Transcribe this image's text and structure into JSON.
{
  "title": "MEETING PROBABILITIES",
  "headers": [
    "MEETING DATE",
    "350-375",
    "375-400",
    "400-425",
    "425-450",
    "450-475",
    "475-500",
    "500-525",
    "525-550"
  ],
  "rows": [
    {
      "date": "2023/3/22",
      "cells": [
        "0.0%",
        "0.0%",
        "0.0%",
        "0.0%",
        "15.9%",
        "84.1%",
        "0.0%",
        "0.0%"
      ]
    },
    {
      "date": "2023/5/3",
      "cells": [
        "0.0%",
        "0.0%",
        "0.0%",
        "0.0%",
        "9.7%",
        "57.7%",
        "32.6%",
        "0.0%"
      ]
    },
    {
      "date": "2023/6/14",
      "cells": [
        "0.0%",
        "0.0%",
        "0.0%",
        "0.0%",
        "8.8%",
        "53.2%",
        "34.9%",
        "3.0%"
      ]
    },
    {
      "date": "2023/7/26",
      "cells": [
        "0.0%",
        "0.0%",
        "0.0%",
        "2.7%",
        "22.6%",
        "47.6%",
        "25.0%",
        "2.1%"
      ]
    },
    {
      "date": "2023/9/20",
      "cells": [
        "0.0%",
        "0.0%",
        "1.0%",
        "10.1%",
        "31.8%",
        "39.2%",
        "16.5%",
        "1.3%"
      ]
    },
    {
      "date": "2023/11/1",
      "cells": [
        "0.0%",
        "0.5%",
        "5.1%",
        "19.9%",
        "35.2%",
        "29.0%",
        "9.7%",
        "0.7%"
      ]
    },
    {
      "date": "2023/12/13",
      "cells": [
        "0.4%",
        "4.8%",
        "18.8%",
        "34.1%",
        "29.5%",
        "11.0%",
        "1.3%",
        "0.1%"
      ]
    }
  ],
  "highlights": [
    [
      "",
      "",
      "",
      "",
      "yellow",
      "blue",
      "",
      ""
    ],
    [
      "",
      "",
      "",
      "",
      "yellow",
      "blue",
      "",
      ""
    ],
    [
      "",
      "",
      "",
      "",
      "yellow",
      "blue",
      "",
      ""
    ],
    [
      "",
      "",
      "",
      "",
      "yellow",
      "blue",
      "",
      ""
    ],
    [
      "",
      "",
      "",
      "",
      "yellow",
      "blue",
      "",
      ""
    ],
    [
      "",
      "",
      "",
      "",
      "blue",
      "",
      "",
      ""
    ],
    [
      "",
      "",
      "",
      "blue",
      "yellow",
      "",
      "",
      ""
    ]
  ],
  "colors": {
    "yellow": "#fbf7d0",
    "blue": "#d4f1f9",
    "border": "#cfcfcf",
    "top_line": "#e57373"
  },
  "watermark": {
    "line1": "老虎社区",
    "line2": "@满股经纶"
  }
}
---
Task to carry out: Copy out each line that contains the word "MEETING".

Output below:
  "title": "MEETING PROBABILITIES",
    "MEETING DATE",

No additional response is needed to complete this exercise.